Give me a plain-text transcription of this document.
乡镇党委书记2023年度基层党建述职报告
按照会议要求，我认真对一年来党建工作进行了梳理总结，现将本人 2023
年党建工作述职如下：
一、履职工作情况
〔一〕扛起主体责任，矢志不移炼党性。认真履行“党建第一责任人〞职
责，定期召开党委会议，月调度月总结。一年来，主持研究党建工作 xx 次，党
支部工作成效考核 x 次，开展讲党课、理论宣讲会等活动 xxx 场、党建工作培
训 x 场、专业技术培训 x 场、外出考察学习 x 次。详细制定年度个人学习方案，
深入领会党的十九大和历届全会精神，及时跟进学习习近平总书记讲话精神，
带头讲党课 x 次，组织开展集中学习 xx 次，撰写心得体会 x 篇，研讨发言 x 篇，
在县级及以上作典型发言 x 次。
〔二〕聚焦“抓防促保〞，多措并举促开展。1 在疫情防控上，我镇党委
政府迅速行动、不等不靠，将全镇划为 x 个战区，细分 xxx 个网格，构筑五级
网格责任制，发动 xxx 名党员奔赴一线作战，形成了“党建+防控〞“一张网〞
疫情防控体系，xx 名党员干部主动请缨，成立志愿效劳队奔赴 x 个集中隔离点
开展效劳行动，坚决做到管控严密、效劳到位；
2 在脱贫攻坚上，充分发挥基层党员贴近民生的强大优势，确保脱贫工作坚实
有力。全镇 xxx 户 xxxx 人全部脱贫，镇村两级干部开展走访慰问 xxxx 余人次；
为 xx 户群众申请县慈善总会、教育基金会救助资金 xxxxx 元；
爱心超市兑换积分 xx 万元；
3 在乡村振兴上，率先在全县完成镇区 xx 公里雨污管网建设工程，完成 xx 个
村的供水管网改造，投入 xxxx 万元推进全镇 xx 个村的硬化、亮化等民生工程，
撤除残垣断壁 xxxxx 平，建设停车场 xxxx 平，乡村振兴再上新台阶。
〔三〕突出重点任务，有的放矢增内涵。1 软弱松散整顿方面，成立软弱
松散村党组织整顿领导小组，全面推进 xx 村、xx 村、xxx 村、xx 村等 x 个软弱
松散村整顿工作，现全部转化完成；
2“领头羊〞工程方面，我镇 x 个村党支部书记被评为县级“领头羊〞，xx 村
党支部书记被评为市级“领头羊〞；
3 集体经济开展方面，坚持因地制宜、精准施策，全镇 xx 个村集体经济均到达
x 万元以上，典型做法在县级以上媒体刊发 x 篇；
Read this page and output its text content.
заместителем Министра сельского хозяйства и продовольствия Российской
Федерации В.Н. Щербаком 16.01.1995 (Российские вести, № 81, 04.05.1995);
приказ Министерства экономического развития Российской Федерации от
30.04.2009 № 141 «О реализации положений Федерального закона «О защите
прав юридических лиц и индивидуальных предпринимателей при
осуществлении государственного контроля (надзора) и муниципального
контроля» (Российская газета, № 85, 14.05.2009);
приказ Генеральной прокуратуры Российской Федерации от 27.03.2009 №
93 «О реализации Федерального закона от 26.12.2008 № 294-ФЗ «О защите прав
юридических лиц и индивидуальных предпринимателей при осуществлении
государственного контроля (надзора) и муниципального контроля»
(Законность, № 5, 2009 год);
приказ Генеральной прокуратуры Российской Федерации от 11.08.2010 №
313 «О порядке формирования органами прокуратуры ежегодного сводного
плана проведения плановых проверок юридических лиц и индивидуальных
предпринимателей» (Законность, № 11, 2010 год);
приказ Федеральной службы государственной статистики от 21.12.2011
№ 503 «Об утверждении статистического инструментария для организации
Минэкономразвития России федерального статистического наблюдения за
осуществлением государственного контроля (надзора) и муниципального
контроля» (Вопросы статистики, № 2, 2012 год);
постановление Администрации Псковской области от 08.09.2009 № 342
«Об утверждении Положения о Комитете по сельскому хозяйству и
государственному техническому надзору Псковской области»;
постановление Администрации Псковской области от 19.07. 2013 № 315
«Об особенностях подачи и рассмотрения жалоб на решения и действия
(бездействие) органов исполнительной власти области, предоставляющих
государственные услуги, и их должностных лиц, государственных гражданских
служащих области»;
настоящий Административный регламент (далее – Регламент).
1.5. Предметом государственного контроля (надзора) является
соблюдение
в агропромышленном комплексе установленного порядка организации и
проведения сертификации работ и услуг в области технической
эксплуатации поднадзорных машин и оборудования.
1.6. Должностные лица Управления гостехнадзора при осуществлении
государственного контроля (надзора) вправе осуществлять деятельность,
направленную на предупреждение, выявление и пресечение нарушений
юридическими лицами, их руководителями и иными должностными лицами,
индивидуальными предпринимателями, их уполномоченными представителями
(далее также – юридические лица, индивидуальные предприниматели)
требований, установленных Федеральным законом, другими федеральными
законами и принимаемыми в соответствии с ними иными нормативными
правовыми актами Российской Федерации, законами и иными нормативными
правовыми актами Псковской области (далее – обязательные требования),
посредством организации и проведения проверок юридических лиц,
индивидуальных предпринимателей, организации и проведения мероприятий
□ □ □
[Given request]
Exactly reproduce every line of the data above.

[Task output]
Give me a plain-text transcription of this document.
乡镇党委书记2023年度基层党建述职报告
按照会议要求，我认真对一年来党建工作进行了梳理总结，现将本人 2023
年党建工作述职如下：
一、履职工作情况
〔一〕扛起主体责任，矢志不移炼党性。认真履行“党建第一责任人〞职
责，定期召开党委会议，月调度月总结。一年来，主持研究党建工作 xx 次，党
支部工作成效考核 x 次，开展讲党课、理论宣讲会等活动 xxx 场、党建工作培
训 x 场、专业技术培训 x 场、外出考察学习 x 次。详细制定年度个人学习方案，
深入领会党的十九大和历届全会精神，及时跟进学习习近平总书记讲话精神，
带头讲党课 x 次，组织开展集中学习 xx 次，撰写心得体会 x 篇，研讨发言 x 篇，
在县级及以上作典型发言 x 次。
〔二〕聚焦“抓防促保〞，多措并举促开展。1 在疫情防控上，我镇党委
政府迅速行动、不等不靠，将全镇划为 x 个战区，细分 xxx 个网格，构筑五级
网格责任制，发动 xxx 名党员奔赴一线作战，形成了“党建+防控〞“一张网〞
疫情防控体系，xx 名党员干部主动请缨，成立志愿效劳队奔赴 x 个集中隔离点
开展效劳行动，坚决做到管控严密、效劳到位；
2 在脱贫攻坚上，充分发挥基层党员贴近民生的强大优势，确保脱贫工作坚实
有力。全镇 xxx 户 xxxx 人全部脱贫，镇村两级干部开展走访慰问 xxxx 余人次；
为 xx 户群众申请县慈善总会、教育基金会救助资金 xxxxx 元；
爱心超市兑换积分 xx 万元；
3 在乡村振兴上，率先在全县完成镇区 xx 公里雨污管网建设工程，完成 xx 个
村的供水管网改造，投入 xxxx 万元推进全镇 xx 个村的硬化、亮化等民生工程，
撤除残垣断壁 xxxxx 平，建设停车场 xxxx 平，乡村振兴再上新台阶。
〔三〕突出重点任务，有的放矢增内涵。1 软弱松散整顿方面，成立软弱
松散村党组织整顿领导小组，全面推进 xx 村、xx 村、xxx 村、xx 村等 x 个软弱
松散村整顿工作，现全部转化完成；
2“领头羊〞工程方面，我镇 x 个村党支部书记被评为县级“领头羊〞，xx 村
党支部书记被评为市级“领头羊〞；
3 集体经济开展方面，坚持因地制宜、精准施策，全镇 xx 个村集体经济均到达
x 万元以上，典型做法在县级以上媒体刊发 x 篇；
Read this page and output its text content.
заместителем Министра сельского хозяйства и продовольствия Российской
Федерации В.Н. Щербаком 16.01.1995 (Российские вести, № 81, 04.05.1995);
приказ Министерства экономического развития Российской Федерации от
30.04.2009 № 141 «О реализации положений Федерального закона «О защите
прав юридических лиц и индивидуальных предпринимателей при
осуществлении государственного контроля (надзора) и муниципального
контроля» (Российская газета, № 85, 14.05.2009);
приказ Генеральной прокуратуры Российской Федерации от 27.03.2009 №
93 «О реализации Федерального закона от 26.12.2008 № 294-ФЗ «О защите прав
юридических лиц и индивидуальных предпринимателей при осуществлении
государственного контроля (надзора) и муниципального контроля»
(Законность, № 5, 2009 год);
приказ Генеральной прокуратуры Российской Федерации от 11.08.2010 №
313 «О порядке формирования органами прокуратуры ежегодного сводного
плана проведения плановых проверок юридических лиц и индивидуальных
предпринимателей» (Законность, № 11, 2010 год);
приказ Федеральной службы государственной статистики от 21.12.2011
№ 503 «Об утверждении статистического инструментария для организации
Минэкономразвития России федерального статистического наблюдения за
осуществлением государственного контроля (надзора) и муниципального
контроля» (Вопросы статистики, № 2, 2012 год);
постановление Администрации Псковской области от 08.09.2009 № 342
«Об утверждении Положения о Комитете по сельскому хозяйству и
государственному техническому надзору Псковской области»;
постановление Администрации Псковской области от 19.07. 2013 № 315
«Об особенностях подачи и рассмотрения жалоб на решения и действия
(бездействие) органов исполнительной власти области, предоставляющих
государственные услуги, и их должностных лиц, государственных гражданских
служащих области»;
настоящий Административный регламент (далее – Регламент).
1.5. Предметом государственного контроля (надзора) является
соблюдение
в агропромышленном комплексе установленного порядка организации и
проведения сертификации работ и услуг в области технической
эксплуатации поднадзорных машин и оборудования.
1.6. Должностные лица Управления гостехнадзора при осуществлении
государственного контроля (надзора) вправе осуществлять деятельность,
направленную на предупреждение, выявление и пресечение нарушений
юридическими лицами, их руководителями и иными должностными лицами,
индивидуальными предпринимателями, их уполномоченными представителями
(далее также – юридические лица, индивидуальные предприниматели)
требований, установленных Федеральным законом, другими федеральными
законами и принимаемыми в соответствии с ними иными нормативными
правовыми актами Российской Федерации, законами и иными нормативными
правовыми актами Псковской области (далее – обязательные требования),
посредством организации и проведения проверок юридических лиц,
индивидуальных предпринимателей, организации и проведения мероприятий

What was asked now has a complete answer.